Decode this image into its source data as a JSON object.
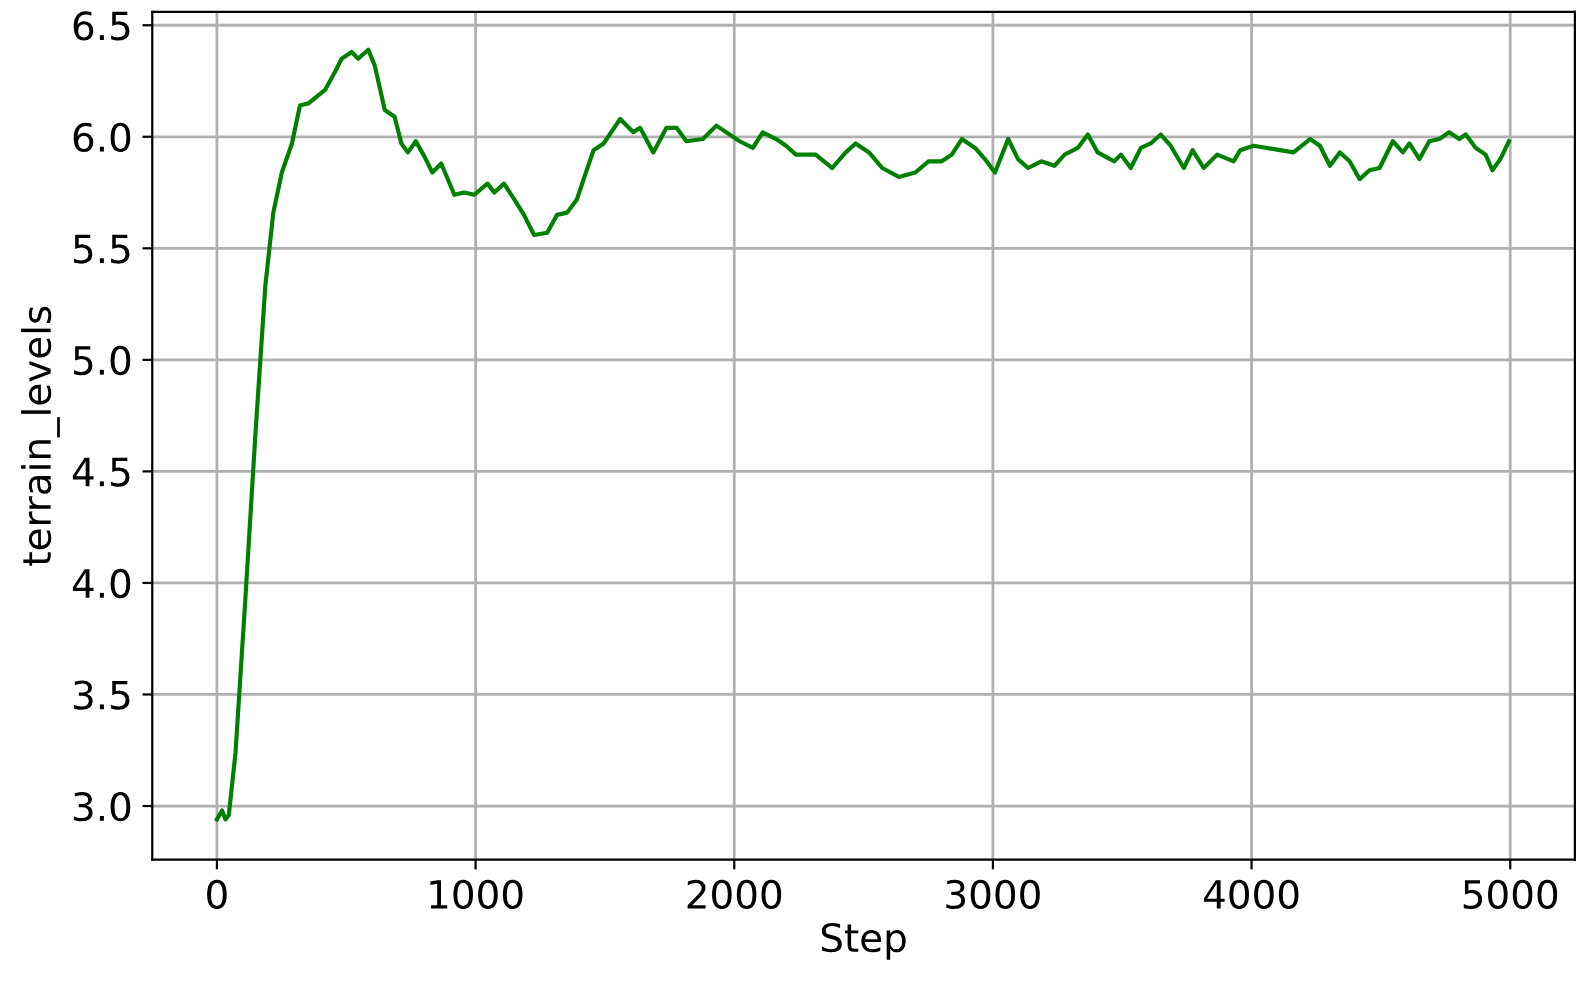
{
  "chart_data": {
    "type": "line",
    "xlabel": "Step",
    "ylabel": "terrain_levels",
    "xlim": [
      -250,
      5250
    ],
    "ylim": [
      2.76,
      6.56
    ],
    "xticks": [
      0,
      1000,
      2000,
      3000,
      4000,
      5000
    ],
    "yticks": [
      {
        "value": 3.0,
        "label": "3.0"
      },
      {
        "value": 3.5,
        "label": "3.5"
      },
      {
        "value": 4.0,
        "label": "4.0"
      },
      {
        "value": 4.5,
        "label": "4.5"
      },
      {
        "value": 5.0,
        "label": "5.0"
      },
      {
        "value": 5.5,
        "label": "5.5"
      },
      {
        "value": 6.0,
        "label": "6.0"
      },
      {
        "value": 6.5,
        "label": "6.5"
      }
    ],
    "grid": true,
    "legend": false,
    "marker": "none",
    "line_style": "solid",
    "series": [
      {
        "color": "#008000",
        "x": [
          0,
          20,
          33,
          46,
          72,
          110,
          149,
          187,
          218,
          251,
          290,
          321,
          354,
          418,
          456,
          482,
          521,
          546,
          585,
          610,
          649,
          687,
          713,
          738,
          769,
          803,
          833,
          867,
          918,
          956,
          995,
          1046,
          1072,
          1110,
          1149,
          1187,
          1226,
          1277,
          1315,
          1354,
          1392,
          1418,
          1456,
          1495,
          1559,
          1610,
          1636,
          1687,
          1738,
          1777,
          1815,
          1879,
          1931,
          1982,
          2021,
          2072,
          2110,
          2162,
          2200,
          2239,
          2315,
          2379,
          2431,
          2469,
          2521,
          2572,
          2636,
          2700,
          2751,
          2802,
          2841,
          2880,
          2931,
          2969,
          3008,
          3059,
          3097,
          3136,
          3187,
          3238,
          3277,
          3328,
          3367,
          3405,
          3469,
          3495,
          3533,
          3572,
          3610,
          3649,
          3687,
          3738,
          3772,
          3815,
          3867,
          3931,
          3956,
          4008,
          4059,
          4110,
          4162,
          4226,
          4264,
          4303,
          4341,
          4379,
          4418,
          4456,
          4495,
          4546,
          4585,
          4610,
          4649,
          4687,
          4726,
          4764,
          4803,
          4828,
          4867,
          4905,
          4931,
          4962,
          4995
        ],
        "values": [
          2.94,
          2.98,
          2.94,
          2.96,
          3.24,
          3.93,
          4.67,
          5.33,
          5.66,
          5.84,
          5.97,
          6.14,
          6.15,
          6.21,
          6.29,
          6.35,
          6.38,
          6.35,
          6.39,
          6.32,
          6.12,
          6.09,
          5.97,
          5.93,
          5.98,
          5.91,
          5.84,
          5.88,
          5.74,
          5.75,
          5.74,
          5.79,
          5.75,
          5.79,
          5.72,
          5.65,
          5.56,
          5.57,
          5.65,
          5.66,
          5.72,
          5.81,
          5.94,
          5.97,
          6.08,
          6.02,
          6.04,
          5.93,
          6.04,
          6.04,
          5.98,
          5.99,
          6.05,
          6.01,
          5.98,
          5.95,
          6.02,
          5.99,
          5.96,
          5.92,
          5.92,
          5.86,
          5.93,
          5.97,
          5.93,
          5.86,
          5.82,
          5.84,
          5.89,
          5.89,
          5.92,
          5.99,
          5.95,
          5.9,
          5.84,
          5.99,
          5.9,
          5.86,
          5.89,
          5.87,
          5.92,
          5.95,
          6.01,
          5.93,
          5.89,
          5.92,
          5.86,
          5.95,
          5.97,
          6.01,
          5.96,
          5.86,
          5.94,
          5.86,
          5.92,
          5.89,
          5.94,
          5.96,
          5.95,
          5.94,
          5.93,
          5.99,
          5.96,
          5.87,
          5.93,
          5.89,
          5.81,
          5.85,
          5.86,
          5.98,
          5.93,
          5.97,
          5.9,
          5.98,
          5.99,
          6.02,
          5.99,
          6.01,
          5.95,
          5.92,
          5.85,
          5.9,
          5.98
        ]
      }
    ]
  }
}
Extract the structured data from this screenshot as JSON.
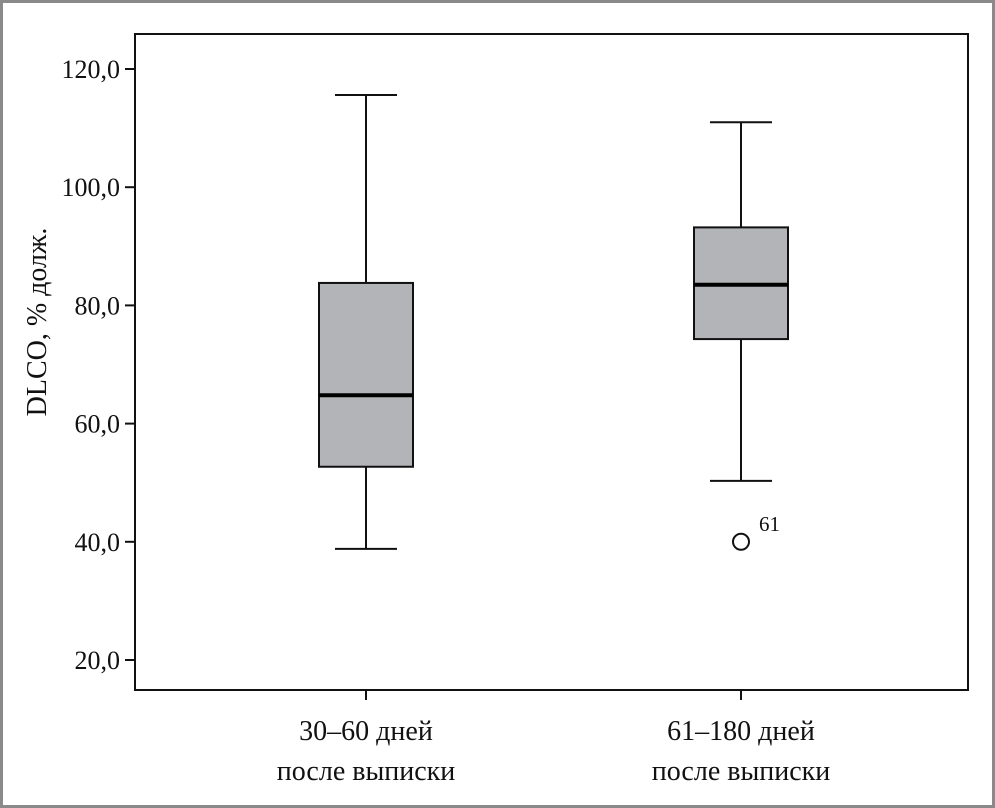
{
  "chart_data": {
    "type": "box",
    "ylabel": "DLCO, % долж.",
    "xlabel": "",
    "ylim": [
      15,
      126
    ],
    "yticks": [
      20,
      40,
      60,
      80,
      100,
      120
    ],
    "ytick_labels": [
      "20,0",
      "40,0",
      "60,0",
      "80,0",
      "100,0",
      "120,0"
    ],
    "grid": false,
    "box_fill": "#b3b4b7",
    "categories": [
      {
        "line1": "30–60 дней",
        "line2": "после выписки"
      },
      {
        "line1": "61–180 дней",
        "line2": "после выписки"
      }
    ],
    "boxes": [
      {
        "whisker_low": 38.8,
        "q1": 52.7,
        "median": 64.8,
        "q3": 83.8,
        "whisker_high": 115.6,
        "outliers": []
      },
      {
        "whisker_low": 50.3,
        "q1": 74.3,
        "median": 83.5,
        "q3": 93.2,
        "whisker_high": 111.0,
        "outliers": [
          {
            "value": 40.0,
            "label": "61"
          }
        ]
      }
    ]
  }
}
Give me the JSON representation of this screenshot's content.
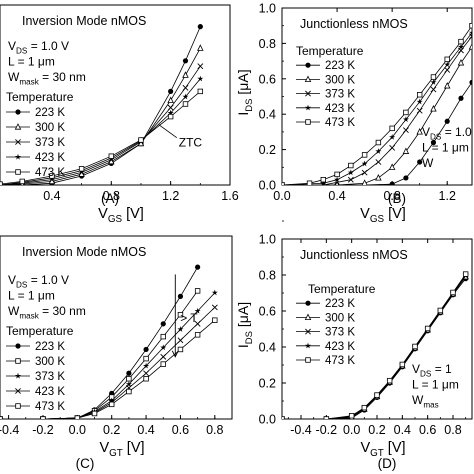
{
  "figure": {
    "width": 474,
    "height": 474
  },
  "chart_data": [
    {
      "id": "A",
      "type": "line",
      "caption": "(A)",
      "title": "Inversion Mode nMOS",
      "xlabel": "V_GS [V]",
      "ylabel": "",
      "xlim": [
        0.05,
        1.6
      ],
      "ylim": [
        0,
        1.0
      ],
      "xticks": [
        0.4,
        0.8,
        1.2,
        1.6
      ],
      "yticks": [],
      "annotations": [
        "V_DS = 1.0 V",
        "L = 1 μm",
        "W_mask = 30 nm"
      ],
      "legend": {
        "title": "Temperature",
        "placement": "bottom-left"
      },
      "ztc_label": "ZTC",
      "ztc_point": [
        1.12,
        0.335
      ],
      "series": [
        {
          "name": "223 K",
          "marker": "filled-circle",
          "x": [
            0.05,
            0.2,
            0.4,
            0.6,
            0.8,
            1.0,
            1.2,
            1.3,
            1.4
          ],
          "y": [
            0,
            0,
            0.01,
            0.05,
            0.12,
            0.23,
            0.52,
            0.69,
            0.88
          ]
        },
        {
          "name": "300 K",
          "marker": "open-triangle",
          "x": [
            0.05,
            0.2,
            0.4,
            0.6,
            0.8,
            1.0,
            1.2,
            1.3,
            1.4
          ],
          "y": [
            0,
            0.005,
            0.02,
            0.06,
            0.13,
            0.23,
            0.47,
            0.61,
            0.76
          ]
        },
        {
          "name": "373 K",
          "marker": "cross",
          "x": [
            0.05,
            0.2,
            0.4,
            0.6,
            0.8,
            1.0,
            1.2,
            1.3,
            1.4
          ],
          "y": [
            0,
            0.01,
            0.03,
            0.07,
            0.14,
            0.24,
            0.43,
            0.54,
            0.66
          ]
        },
        {
          "name": "423 K",
          "marker": "star",
          "x": [
            0.05,
            0.2,
            0.4,
            0.6,
            0.8,
            1.0,
            1.2,
            1.3,
            1.4
          ],
          "y": [
            0,
            0.015,
            0.04,
            0.08,
            0.15,
            0.245,
            0.4,
            0.49,
            0.59
          ]
        },
        {
          "name": "473 K",
          "marker": "open-square",
          "x": [
            0.05,
            0.2,
            0.4,
            0.6,
            0.8,
            1.0,
            1.2,
            1.3,
            1.4
          ],
          "y": [
            0.005,
            0.02,
            0.05,
            0.09,
            0.16,
            0.25,
            0.38,
            0.45,
            0.52
          ]
        }
      ]
    },
    {
      "id": "B",
      "type": "line",
      "caption": "(B)",
      "title": "Junctionless nMOS",
      "xlabel": "V_GS [V]",
      "ylabel": "I_DS [μA]",
      "xlim": [
        0.0,
        1.38
      ],
      "ylim": [
        0,
        1.0
      ],
      "xticks": [
        0.0,
        0.4,
        0.8,
        1.2
      ],
      "yticks": [
        0.0,
        0.2,
        0.4,
        0.6,
        0.8,
        1.0
      ],
      "annotations": [
        "V_DS = 1.0 V",
        "L = 1 μm",
        "W"
      ],
      "legend": {
        "title": "Temperature",
        "placement": "middle-left"
      },
      "series": [
        {
          "name": "223 K",
          "marker": "filled-circle",
          "x": [
            0,
            0.4,
            0.6,
            0.8,
            0.9,
            1.0,
            1.1,
            1.2,
            1.3,
            1.38
          ],
          "y": [
            0,
            0,
            0,
            0.005,
            0.04,
            0.13,
            0.24,
            0.36,
            0.49,
            0.58
          ]
        },
        {
          "name": "300 K",
          "marker": "open-triangle",
          "x": [
            0,
            0.4,
            0.6,
            0.7,
            0.8,
            0.9,
            1.0,
            1.1,
            1.2,
            1.3,
            1.38
          ],
          "y": [
            0,
            0,
            0.01,
            0.04,
            0.1,
            0.19,
            0.3,
            0.43,
            0.56,
            0.69,
            0.78
          ]
        },
        {
          "name": "373 K",
          "marker": "cross",
          "x": [
            0,
            0.3,
            0.5,
            0.6,
            0.7,
            0.8,
            0.9,
            1.0,
            1.1,
            1.2,
            1.3,
            1.38
          ],
          "y": [
            0,
            0,
            0.03,
            0.07,
            0.13,
            0.21,
            0.31,
            0.42,
            0.54,
            0.65,
            0.76,
            0.84
          ]
        },
        {
          "name": "423 K",
          "marker": "star",
          "x": [
            0,
            0.3,
            0.4,
            0.5,
            0.6,
            0.7,
            0.8,
            0.9,
            1.0,
            1.1,
            1.2,
            1.3,
            1.38
          ],
          "y": [
            0,
            0.01,
            0.03,
            0.07,
            0.12,
            0.19,
            0.27,
            0.37,
            0.47,
            0.58,
            0.68,
            0.78,
            0.86
          ]
        },
        {
          "name": "473 K",
          "marker": "open-square",
          "x": [
            0,
            0.2,
            0.3,
            0.4,
            0.5,
            0.6,
            0.7,
            0.8,
            0.9,
            1.0,
            1.1,
            1.2,
            1.3,
            1.38
          ],
          "y": [
            0,
            0.01,
            0.03,
            0.06,
            0.11,
            0.17,
            0.24,
            0.32,
            0.41,
            0.51,
            0.61,
            0.71,
            0.81,
            0.9
          ]
        }
      ]
    },
    {
      "id": "C",
      "type": "line",
      "caption": "(C)",
      "title": "Inversion Mode nMOS",
      "xlabel": "V_GT [V]",
      "ylabel": "",
      "xlim": [
        -0.45,
        0.9
      ],
      "ylim": [
        0,
        1.0
      ],
      "xticks": [
        -0.4,
        -0.2,
        0.0,
        0.2,
        0.4,
        0.6,
        0.8
      ],
      "xticklabels": [
        "-0.4",
        "-0.2",
        "0.0",
        "0.2",
        "0.4",
        "0.6",
        "0.8"
      ],
      "yticks": [],
      "annotations": [
        "V_DS = 1.0 V",
        "L = 1 μm",
        "W_mask = 30 nm"
      ],
      "legend": {
        "title": "Temperature",
        "placement": "bottom-left"
      },
      "arrow_label": "> T",
      "series": [
        {
          "name": "223 K",
          "marker": "filled-circle",
          "x": [
            -0.45,
            -0.2,
            0,
            0.1,
            0.2,
            0.3,
            0.4,
            0.5,
            0.6,
            0.7
          ],
          "y": [
            0,
            0,
            0.005,
            0.05,
            0.14,
            0.25,
            0.38,
            0.52,
            0.67,
            0.83
          ]
        },
        {
          "name": "300 K",
          "marker": "open-square",
          "x": [
            -0.45,
            -0.2,
            0,
            0.1,
            0.2,
            0.3,
            0.4,
            0.5,
            0.6,
            0.7
          ],
          "y": [
            0,
            0,
            0.005,
            0.045,
            0.12,
            0.22,
            0.33,
            0.45,
            0.57,
            0.7
          ]
        },
        {
          "name": "373 K",
          "marker": "star",
          "x": [
            -0.45,
            -0.2,
            0,
            0.1,
            0.2,
            0.3,
            0.4,
            0.5,
            0.6,
            0.7,
            0.8
          ],
          "y": [
            0,
            0,
            0.005,
            0.04,
            0.1,
            0.19,
            0.29,
            0.39,
            0.49,
            0.59,
            0.69
          ]
        },
        {
          "name": "423 K",
          "marker": "cross",
          "x": [
            -0.45,
            -0.2,
            0,
            0.1,
            0.2,
            0.3,
            0.4,
            0.5,
            0.6,
            0.7,
            0.8
          ],
          "y": [
            0,
            0,
            0.005,
            0.035,
            0.09,
            0.17,
            0.25,
            0.34,
            0.43,
            0.52,
            0.61
          ]
        },
        {
          "name": "473 K",
          "marker": "open-square",
          "x": [
            -0.45,
            -0.2,
            0,
            0.1,
            0.2,
            0.3,
            0.4,
            0.5,
            0.6,
            0.7,
            0.8
          ],
          "y": [
            0,
            0,
            0.005,
            0.03,
            0.08,
            0.15,
            0.22,
            0.3,
            0.38,
            0.46,
            0.54
          ]
        }
      ]
    },
    {
      "id": "D",
      "type": "line",
      "caption": "(D)",
      "title": "Junctionless nMOS",
      "xlabel": "V_GT [V]",
      "ylabel": "I_DS [μA]",
      "xlim": [
        -0.55,
        0.95
      ],
      "ylim": [
        0,
        1.0
      ],
      "xticks": [
        -0.4,
        -0.2,
        0.0,
        0.2,
        0.4,
        0.6,
        0.8
      ],
      "xticklabels": [
        "-0.4",
        "-0.2",
        "0.0",
        "0.2",
        "0.4",
        "0.6",
        "0.8"
      ],
      "yticks": [
        0.0,
        0.2,
        0.4,
        0.6,
        0.8,
        1.0
      ],
      "annotations": [
        "V_DS = 1",
        "L = 1 μm",
        "W_mas"
      ],
      "legend": {
        "title": "Temperature",
        "placement": "top-left"
      },
      "series": [
        {
          "name": "223 K",
          "marker": "filled-circle",
          "x": [
            -0.55,
            -0.2,
            0,
            0.1,
            0.2,
            0.3,
            0.4,
            0.5,
            0.6,
            0.7,
            0.8,
            0.9
          ],
          "y": [
            0,
            0,
            0.005,
            0.05,
            0.12,
            0.2,
            0.29,
            0.39,
            0.49,
            0.59,
            0.69,
            0.78
          ]
        },
        {
          "name": "300 K",
          "marker": "open-triangle",
          "x": [
            -0.55,
            -0.2,
            0,
            0.1,
            0.2,
            0.3,
            0.4,
            0.5,
            0.6,
            0.7,
            0.8,
            0.9
          ],
          "y": [
            0,
            0,
            0.01,
            0.055,
            0.125,
            0.205,
            0.295,
            0.395,
            0.495,
            0.595,
            0.695,
            0.79
          ]
        },
        {
          "name": "373 K",
          "marker": "cross",
          "x": [
            -0.55,
            -0.2,
            0,
            0.1,
            0.2,
            0.3,
            0.4,
            0.5,
            0.6,
            0.7,
            0.8,
            0.9
          ],
          "y": [
            0,
            0,
            0.012,
            0.058,
            0.128,
            0.208,
            0.298,
            0.398,
            0.498,
            0.598,
            0.698,
            0.795
          ]
        },
        {
          "name": "423 K",
          "marker": "star",
          "x": [
            -0.55,
            -0.2,
            0,
            0.1,
            0.2,
            0.3,
            0.4,
            0.5,
            0.6,
            0.7,
            0.8,
            0.9
          ],
          "y": [
            0,
            0,
            0.015,
            0.06,
            0.13,
            0.21,
            0.3,
            0.4,
            0.5,
            0.6,
            0.7,
            0.8
          ]
        },
        {
          "name": "473 K",
          "marker": "open-square",
          "x": [
            -0.55,
            -0.2,
            0,
            0.1,
            0.2,
            0.3,
            0.4,
            0.5,
            0.6,
            0.7,
            0.8,
            0.9
          ],
          "y": [
            0,
            0,
            0.018,
            0.063,
            0.133,
            0.213,
            0.303,
            0.403,
            0.503,
            0.603,
            0.703,
            0.805
          ]
        }
      ]
    }
  ]
}
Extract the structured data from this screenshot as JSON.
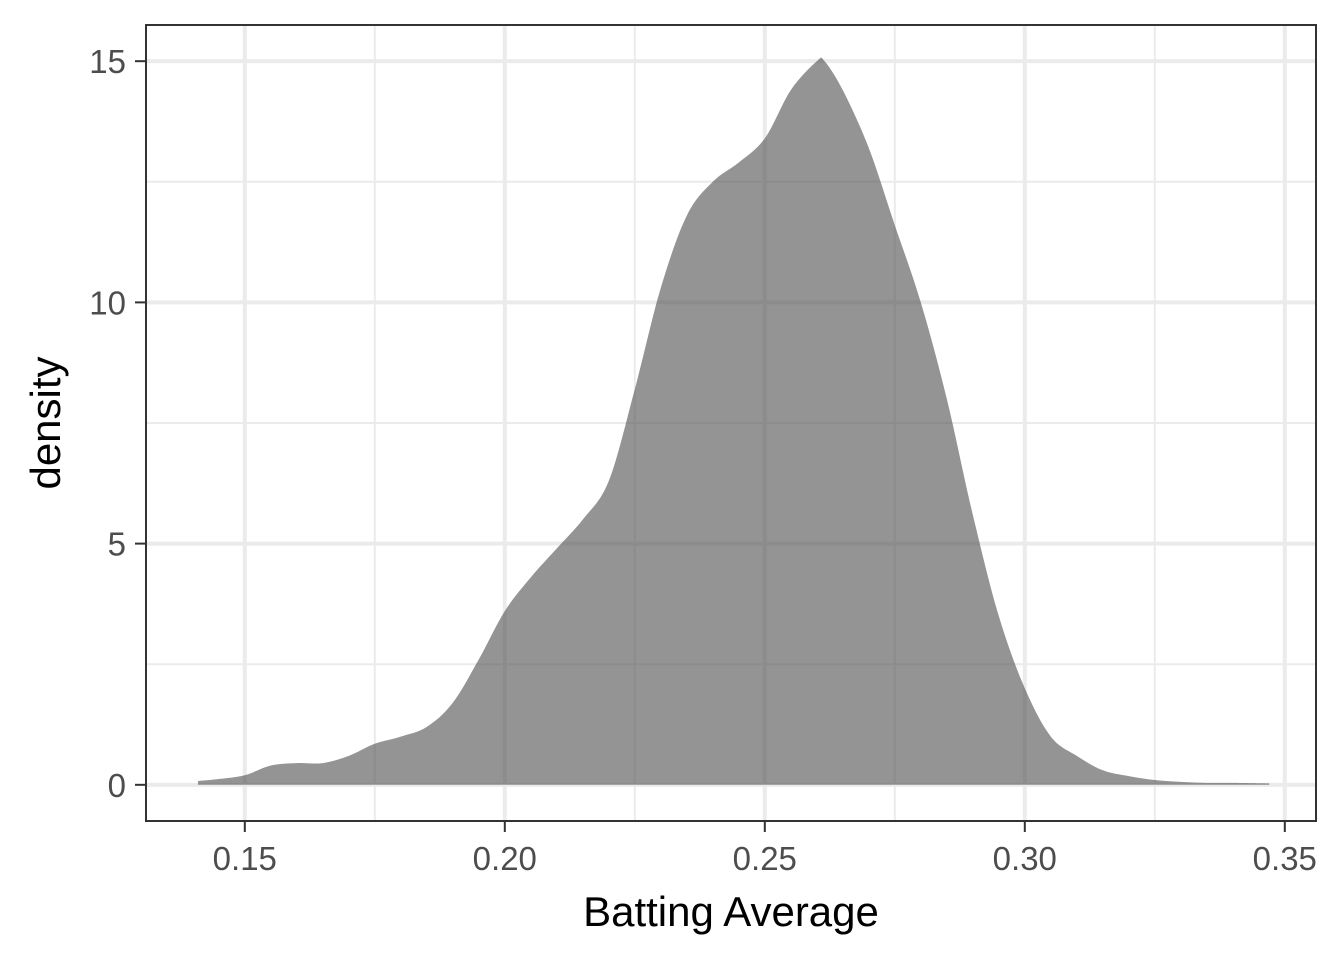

* WHAT IS BEING ASKED:
Look through the entries above and list every line containing "placement".

* RESULT:
        "placement": "bottom-left"
        "placement": "middle-left"
        "placement": "bottom-left"
        "placement": "top-left"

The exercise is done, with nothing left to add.